- WORK TO DO
Below are some records; repeat them all exactly, minus the pictures.

- MATERIAL SUPPLIED
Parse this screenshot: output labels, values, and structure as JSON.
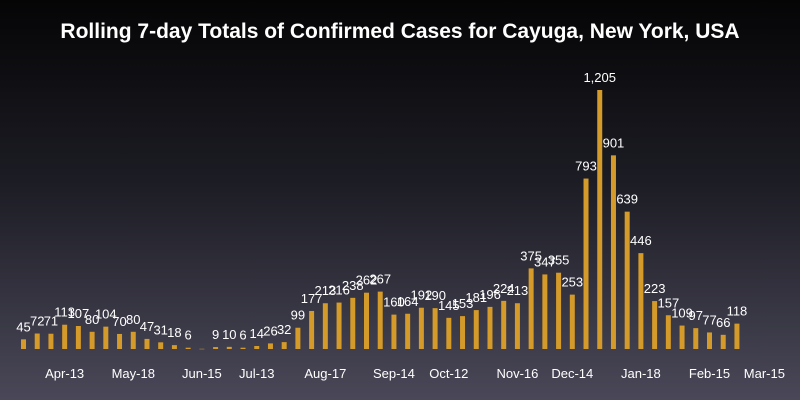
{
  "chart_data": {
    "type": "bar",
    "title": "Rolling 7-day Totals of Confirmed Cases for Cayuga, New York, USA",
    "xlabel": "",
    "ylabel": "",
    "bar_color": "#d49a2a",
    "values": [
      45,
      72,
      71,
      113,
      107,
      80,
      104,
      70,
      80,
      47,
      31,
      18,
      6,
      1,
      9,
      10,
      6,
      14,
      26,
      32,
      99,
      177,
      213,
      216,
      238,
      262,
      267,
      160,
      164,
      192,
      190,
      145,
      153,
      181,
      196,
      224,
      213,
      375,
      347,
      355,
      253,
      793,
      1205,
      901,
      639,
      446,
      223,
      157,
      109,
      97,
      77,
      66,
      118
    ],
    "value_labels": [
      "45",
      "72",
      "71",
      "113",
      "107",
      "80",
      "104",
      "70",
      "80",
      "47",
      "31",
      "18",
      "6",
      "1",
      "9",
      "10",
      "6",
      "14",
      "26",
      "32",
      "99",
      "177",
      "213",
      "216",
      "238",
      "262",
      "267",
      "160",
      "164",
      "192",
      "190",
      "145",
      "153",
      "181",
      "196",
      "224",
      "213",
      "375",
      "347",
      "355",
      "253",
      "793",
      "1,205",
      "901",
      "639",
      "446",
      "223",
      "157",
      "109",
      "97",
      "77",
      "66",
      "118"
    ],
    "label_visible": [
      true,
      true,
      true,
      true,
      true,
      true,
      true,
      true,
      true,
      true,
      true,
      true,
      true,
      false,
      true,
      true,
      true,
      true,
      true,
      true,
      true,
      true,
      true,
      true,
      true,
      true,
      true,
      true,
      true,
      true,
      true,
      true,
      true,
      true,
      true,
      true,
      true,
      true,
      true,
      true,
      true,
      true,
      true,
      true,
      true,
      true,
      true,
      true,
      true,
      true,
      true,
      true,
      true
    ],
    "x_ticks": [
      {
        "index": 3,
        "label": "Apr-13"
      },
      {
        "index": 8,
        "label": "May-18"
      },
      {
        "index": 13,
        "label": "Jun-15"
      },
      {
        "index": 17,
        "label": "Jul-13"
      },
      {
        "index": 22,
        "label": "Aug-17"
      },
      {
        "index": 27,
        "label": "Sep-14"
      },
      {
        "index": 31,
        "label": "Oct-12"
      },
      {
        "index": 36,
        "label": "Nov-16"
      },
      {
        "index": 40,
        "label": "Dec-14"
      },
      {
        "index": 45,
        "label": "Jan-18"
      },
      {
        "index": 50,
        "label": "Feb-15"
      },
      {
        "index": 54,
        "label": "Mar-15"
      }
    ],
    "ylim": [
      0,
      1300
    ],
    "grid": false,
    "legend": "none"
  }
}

- SOLUTION TO THE EXERCISE
Parse this screenshot: output labels, values, and structure as JSON.
{
  "chart_data": {
    "type": "bar",
    "title": "Rolling 7-day Totals of Confirmed Cases for Cayuga, New York, USA",
    "xlabel": "",
    "ylabel": "",
    "bar_color": "#d49a2a",
    "values": [
      45,
      72,
      71,
      113,
      107,
      80,
      104,
      70,
      80,
      47,
      31,
      18,
      6,
      1,
      9,
      10,
      6,
      14,
      26,
      32,
      99,
      177,
      213,
      216,
      238,
      262,
      267,
      160,
      164,
      192,
      190,
      145,
      153,
      181,
      196,
      224,
      213,
      375,
      347,
      355,
      253,
      793,
      1205,
      901,
      639,
      446,
      223,
      157,
      109,
      97,
      77,
      66,
      118
    ],
    "value_labels": [
      "45",
      "72",
      "71",
      "113",
      "107",
      "80",
      "104",
      "70",
      "80",
      "47",
      "31",
      "18",
      "6",
      "1",
      "9",
      "10",
      "6",
      "14",
      "26",
      "32",
      "99",
      "177",
      "213",
      "216",
      "238",
      "262",
      "267",
      "160",
      "164",
      "192",
      "190",
      "145",
      "153",
      "181",
      "196",
      "224",
      "213",
      "375",
      "347",
      "355",
      "253",
      "793",
      "1,205",
      "901",
      "639",
      "446",
      "223",
      "157",
      "109",
      "97",
      "77",
      "66",
      "118"
    ],
    "label_visible": [
      true,
      true,
      true,
      true,
      true,
      true,
      true,
      true,
      true,
      true,
      true,
      true,
      true,
      false,
      true,
      true,
      true,
      true,
      true,
      true,
      true,
      true,
      true,
      true,
      true,
      true,
      true,
      true,
      true,
      true,
      true,
      true,
      true,
      true,
      true,
      true,
      true,
      true,
      true,
      true,
      true,
      true,
      true,
      true,
      true,
      true,
      true,
      true,
      true,
      true,
      true,
      true,
      true
    ],
    "x_ticks": [
      {
        "index": 3,
        "label": "Apr-13"
      },
      {
        "index": 8,
        "label": "May-18"
      },
      {
        "index": 13,
        "label": "Jun-15"
      },
      {
        "index": 17,
        "label": "Jul-13"
      },
      {
        "index": 22,
        "label": "Aug-17"
      },
      {
        "index": 27,
        "label": "Sep-14"
      },
      {
        "index": 31,
        "label": "Oct-12"
      },
      {
        "index": 36,
        "label": "Nov-16"
      },
      {
        "index": 40,
        "label": "Dec-14"
      },
      {
        "index": 45,
        "label": "Jan-18"
      },
      {
        "index": 50,
        "label": "Feb-15"
      },
      {
        "index": 54,
        "label": "Mar-15"
      }
    ],
    "ylim": [
      0,
      1300
    ],
    "grid": false,
    "legend": "none"
  }
}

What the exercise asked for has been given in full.